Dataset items
<<<<

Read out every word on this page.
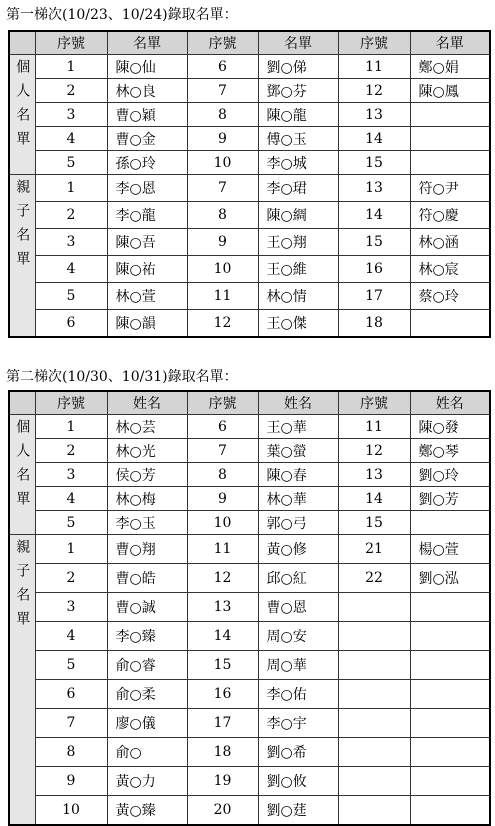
第一梯次(10/23、10/24)錄取名單：
	序號	名單	序號	名單	序號	名單

個人名單	1	陳○仙	6	劉○俤	11	鄭○娟
	2	林○良	7	鄧○芬	12	陳○鳳
	3	曹○穎	8	陳○龍	13	
	4	曹○金	9	傅○玉	14	
	5	孫○玲	10	李○城	15	

親子名單	1	李○恩	7	李○珺	13	符○尹
	2	李○龍	8	陳○綢	14	符○慶
	3	陳○吾	9	王○翔	15	林○涵
	4	陳○祐	10	王○維	16	林○宸
	5	林○萱	11	林○情	17	蔡○玲
	6	陳○韻	12	王○傑	18	
第二梯次(10/30、10/31)錄取名單：
	序號	姓名	序號	姓名	序號	姓名

個人名單	1	林○芸	6	王○華	11	陳○發
	2	林○光	7	葉○螢	12	鄭○琴
	3	侯○芳	8	陳○春	13	劉○玲
	4	林○梅	9	林○華	14	劉○芳
	5	李○玉	10	郭○弓	15	

親子名單	1	曹○翔	11	黃○修	21	楊○萱
	2	曹○皓	12	邱○紅	22	劉○泓
	3	曹○誠	13	曹○恩		
	4	李○臻	14	周○安		
	5	俞○睿	15	周○華		
	6	俞○柔	16	李○佑		
	7	廖○儀	17	李○宇		
	8	俞○	18	劉○希		
	9	黃○力	19	劉○攸		
	10	黃○臻	20	劉○莛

>>>>

Aim: In the entries above, identify every line with the word "錄取名單". Copy those lines.

Task solution:
第一梯次(10/23、10/24)錄取名單：
第二梯次(10/30、10/31)錄取名單：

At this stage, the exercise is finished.